[PROVIDED ENTRIES]:
******************************

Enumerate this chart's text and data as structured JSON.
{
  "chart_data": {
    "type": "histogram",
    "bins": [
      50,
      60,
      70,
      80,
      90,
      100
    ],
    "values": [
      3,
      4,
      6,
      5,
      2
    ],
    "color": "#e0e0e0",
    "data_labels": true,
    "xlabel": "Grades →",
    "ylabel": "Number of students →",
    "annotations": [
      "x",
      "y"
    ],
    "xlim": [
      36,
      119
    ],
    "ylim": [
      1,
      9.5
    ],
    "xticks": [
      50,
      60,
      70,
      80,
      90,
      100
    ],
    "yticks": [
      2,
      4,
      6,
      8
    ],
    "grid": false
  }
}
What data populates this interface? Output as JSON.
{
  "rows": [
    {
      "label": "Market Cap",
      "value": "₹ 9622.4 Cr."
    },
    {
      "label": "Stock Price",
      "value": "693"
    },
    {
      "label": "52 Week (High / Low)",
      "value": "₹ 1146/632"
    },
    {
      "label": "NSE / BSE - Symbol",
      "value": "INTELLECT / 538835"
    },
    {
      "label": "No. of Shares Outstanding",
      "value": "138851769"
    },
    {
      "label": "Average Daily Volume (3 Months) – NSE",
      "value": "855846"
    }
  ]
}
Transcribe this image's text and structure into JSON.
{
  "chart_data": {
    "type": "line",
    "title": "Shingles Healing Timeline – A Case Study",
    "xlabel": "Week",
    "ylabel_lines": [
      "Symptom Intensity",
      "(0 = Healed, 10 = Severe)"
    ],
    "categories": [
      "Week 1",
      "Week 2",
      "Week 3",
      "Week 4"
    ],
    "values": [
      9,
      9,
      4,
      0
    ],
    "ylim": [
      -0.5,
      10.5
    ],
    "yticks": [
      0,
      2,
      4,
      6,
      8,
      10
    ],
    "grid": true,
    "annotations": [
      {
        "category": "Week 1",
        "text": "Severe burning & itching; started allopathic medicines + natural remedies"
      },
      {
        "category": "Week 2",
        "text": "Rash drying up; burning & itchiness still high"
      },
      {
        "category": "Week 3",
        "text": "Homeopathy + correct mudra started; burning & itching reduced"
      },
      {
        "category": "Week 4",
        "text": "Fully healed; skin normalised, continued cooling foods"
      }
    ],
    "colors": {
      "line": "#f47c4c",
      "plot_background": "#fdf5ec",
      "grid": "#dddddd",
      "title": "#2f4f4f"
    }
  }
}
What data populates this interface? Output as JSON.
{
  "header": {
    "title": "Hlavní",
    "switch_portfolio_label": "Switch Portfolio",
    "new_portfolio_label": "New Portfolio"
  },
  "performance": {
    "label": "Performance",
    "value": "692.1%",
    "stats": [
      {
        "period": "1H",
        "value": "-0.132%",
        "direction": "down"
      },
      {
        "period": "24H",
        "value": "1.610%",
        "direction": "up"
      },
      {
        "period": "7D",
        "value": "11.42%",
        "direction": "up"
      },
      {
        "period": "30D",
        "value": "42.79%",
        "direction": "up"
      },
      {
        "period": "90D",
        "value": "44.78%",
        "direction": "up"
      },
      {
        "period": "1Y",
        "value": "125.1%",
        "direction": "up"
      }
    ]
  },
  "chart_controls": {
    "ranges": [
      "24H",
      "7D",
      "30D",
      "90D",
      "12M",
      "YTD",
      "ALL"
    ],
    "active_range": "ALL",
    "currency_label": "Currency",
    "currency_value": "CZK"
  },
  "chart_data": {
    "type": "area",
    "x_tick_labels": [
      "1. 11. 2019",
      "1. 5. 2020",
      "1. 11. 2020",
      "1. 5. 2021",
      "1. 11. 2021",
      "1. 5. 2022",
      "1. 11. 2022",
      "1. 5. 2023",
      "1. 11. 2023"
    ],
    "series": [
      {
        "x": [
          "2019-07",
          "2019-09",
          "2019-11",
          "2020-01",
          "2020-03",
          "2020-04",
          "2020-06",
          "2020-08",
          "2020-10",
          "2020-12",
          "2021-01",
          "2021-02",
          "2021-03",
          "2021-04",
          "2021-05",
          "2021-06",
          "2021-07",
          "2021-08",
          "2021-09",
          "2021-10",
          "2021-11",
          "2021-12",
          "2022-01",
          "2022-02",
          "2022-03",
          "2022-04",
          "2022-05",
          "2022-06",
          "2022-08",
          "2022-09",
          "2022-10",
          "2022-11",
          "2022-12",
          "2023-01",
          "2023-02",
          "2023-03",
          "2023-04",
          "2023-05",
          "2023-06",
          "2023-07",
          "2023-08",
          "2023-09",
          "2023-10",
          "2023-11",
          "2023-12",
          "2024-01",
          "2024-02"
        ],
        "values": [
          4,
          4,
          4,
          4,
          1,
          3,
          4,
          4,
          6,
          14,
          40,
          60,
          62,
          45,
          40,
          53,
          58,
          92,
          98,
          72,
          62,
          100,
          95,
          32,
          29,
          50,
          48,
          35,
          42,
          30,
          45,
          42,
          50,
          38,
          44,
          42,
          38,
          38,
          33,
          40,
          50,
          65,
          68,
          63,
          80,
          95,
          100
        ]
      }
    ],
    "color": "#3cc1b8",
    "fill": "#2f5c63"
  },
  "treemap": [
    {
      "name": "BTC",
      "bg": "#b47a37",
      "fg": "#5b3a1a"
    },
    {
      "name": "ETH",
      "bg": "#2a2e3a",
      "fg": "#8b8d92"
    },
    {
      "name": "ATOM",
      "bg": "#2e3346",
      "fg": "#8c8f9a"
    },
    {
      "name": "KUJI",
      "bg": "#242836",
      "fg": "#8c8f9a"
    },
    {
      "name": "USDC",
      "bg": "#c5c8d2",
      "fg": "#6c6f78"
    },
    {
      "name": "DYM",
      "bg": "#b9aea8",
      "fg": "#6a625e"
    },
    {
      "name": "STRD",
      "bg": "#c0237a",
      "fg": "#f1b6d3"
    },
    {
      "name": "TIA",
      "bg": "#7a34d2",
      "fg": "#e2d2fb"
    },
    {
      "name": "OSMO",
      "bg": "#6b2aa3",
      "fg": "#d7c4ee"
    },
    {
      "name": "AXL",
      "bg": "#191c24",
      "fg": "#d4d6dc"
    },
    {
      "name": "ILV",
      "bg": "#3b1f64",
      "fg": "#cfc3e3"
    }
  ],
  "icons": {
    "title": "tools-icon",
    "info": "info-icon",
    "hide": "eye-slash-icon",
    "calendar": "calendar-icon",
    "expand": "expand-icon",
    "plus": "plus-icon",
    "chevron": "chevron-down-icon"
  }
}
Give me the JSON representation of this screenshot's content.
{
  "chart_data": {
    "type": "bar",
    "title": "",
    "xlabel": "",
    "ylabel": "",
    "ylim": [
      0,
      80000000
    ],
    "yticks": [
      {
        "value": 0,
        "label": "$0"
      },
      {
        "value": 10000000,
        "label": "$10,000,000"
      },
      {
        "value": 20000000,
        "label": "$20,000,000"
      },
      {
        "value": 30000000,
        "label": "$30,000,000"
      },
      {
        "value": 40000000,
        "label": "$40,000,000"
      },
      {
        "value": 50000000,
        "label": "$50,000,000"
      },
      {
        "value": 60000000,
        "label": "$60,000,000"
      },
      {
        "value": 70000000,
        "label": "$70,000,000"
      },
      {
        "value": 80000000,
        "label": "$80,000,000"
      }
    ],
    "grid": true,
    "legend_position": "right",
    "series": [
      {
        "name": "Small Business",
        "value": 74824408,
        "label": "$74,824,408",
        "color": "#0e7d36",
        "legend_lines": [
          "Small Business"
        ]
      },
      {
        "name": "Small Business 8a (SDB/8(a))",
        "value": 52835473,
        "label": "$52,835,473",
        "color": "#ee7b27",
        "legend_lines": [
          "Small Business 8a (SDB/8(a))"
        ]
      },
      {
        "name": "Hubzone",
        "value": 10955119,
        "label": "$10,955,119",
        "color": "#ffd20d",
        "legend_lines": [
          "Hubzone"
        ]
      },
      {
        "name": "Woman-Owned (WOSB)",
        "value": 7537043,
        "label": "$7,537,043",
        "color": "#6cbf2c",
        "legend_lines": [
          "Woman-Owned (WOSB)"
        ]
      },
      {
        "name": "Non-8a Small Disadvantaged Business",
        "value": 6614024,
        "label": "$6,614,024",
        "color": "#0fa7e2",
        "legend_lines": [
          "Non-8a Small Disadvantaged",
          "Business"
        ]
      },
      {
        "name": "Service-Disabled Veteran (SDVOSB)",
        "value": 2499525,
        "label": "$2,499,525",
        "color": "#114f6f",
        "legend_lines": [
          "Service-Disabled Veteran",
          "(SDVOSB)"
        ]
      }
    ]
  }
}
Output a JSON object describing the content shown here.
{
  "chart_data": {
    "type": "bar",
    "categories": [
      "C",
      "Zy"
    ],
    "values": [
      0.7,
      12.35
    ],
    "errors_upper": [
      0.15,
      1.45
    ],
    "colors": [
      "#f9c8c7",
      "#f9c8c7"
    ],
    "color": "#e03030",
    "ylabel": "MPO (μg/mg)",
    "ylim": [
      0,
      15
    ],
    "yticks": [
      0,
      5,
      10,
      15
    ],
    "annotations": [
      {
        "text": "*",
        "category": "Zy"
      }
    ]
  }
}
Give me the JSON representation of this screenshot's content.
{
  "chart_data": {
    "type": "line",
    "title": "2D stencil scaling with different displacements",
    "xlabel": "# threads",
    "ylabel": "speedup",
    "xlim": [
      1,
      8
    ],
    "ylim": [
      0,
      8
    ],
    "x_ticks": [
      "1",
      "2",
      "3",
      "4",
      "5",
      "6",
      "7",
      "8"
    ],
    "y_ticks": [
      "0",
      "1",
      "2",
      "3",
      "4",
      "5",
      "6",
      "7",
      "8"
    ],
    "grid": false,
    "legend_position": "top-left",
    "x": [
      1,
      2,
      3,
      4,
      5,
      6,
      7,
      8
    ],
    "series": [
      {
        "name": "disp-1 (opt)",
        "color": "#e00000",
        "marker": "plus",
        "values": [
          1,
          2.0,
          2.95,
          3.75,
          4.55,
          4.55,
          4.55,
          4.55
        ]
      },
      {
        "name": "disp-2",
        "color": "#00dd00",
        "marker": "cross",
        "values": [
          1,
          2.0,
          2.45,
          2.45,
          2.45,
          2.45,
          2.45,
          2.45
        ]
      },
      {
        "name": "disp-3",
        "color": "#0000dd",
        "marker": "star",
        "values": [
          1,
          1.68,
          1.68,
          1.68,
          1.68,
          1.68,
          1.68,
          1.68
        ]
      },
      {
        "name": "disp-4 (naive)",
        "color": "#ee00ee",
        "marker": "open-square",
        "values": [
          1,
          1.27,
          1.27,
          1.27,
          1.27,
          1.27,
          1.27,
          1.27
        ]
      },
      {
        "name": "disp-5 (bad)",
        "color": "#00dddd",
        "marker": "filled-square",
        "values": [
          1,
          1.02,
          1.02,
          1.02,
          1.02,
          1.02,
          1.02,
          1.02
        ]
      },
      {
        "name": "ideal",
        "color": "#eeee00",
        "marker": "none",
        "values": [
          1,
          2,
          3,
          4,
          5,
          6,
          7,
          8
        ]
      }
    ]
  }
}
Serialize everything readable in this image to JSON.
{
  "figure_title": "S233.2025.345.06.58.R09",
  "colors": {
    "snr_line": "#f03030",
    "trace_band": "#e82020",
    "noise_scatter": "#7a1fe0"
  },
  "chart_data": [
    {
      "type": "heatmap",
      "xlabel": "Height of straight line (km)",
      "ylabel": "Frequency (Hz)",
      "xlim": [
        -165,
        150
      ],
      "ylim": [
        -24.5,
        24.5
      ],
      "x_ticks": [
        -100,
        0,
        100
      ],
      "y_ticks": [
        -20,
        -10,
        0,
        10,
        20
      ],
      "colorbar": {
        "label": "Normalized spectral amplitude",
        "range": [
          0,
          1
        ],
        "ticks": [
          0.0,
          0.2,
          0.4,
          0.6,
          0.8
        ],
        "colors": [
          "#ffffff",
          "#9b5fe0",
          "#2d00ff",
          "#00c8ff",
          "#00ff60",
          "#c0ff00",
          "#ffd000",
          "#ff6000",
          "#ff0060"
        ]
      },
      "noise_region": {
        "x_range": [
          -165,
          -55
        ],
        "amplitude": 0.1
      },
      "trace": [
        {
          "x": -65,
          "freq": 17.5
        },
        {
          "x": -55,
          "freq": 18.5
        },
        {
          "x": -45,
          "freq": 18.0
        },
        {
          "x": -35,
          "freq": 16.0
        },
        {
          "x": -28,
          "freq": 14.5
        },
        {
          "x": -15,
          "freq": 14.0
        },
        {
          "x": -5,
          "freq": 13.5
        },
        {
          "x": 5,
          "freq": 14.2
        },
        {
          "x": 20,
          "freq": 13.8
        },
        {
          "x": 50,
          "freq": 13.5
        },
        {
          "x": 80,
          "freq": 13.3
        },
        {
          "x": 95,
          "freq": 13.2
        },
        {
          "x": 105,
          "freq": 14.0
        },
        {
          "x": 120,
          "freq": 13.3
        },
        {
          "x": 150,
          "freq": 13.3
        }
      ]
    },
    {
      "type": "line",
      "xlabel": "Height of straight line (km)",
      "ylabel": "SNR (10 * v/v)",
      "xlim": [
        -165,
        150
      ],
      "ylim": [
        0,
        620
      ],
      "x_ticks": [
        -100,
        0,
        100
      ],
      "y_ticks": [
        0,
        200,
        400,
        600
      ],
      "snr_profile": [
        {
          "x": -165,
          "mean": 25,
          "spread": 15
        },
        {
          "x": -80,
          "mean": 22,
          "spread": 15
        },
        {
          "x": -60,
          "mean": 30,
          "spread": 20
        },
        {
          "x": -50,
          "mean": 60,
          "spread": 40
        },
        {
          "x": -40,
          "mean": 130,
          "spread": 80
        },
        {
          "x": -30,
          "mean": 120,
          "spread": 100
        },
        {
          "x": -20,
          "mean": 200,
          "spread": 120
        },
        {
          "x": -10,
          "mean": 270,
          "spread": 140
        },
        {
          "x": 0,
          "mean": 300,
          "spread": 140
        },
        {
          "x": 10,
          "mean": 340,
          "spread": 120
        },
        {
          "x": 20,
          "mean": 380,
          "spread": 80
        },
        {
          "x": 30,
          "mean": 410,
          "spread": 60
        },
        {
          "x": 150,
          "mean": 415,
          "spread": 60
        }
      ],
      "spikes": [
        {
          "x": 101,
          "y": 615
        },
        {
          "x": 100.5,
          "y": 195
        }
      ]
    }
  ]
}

******************************

Search the lines for the string "period" and copy every line that has it.

        "period": "1H",
        "period": "24H",
        "period": "7D",
        "period": "30D",
        "period": "90D",
        "period": "1Y",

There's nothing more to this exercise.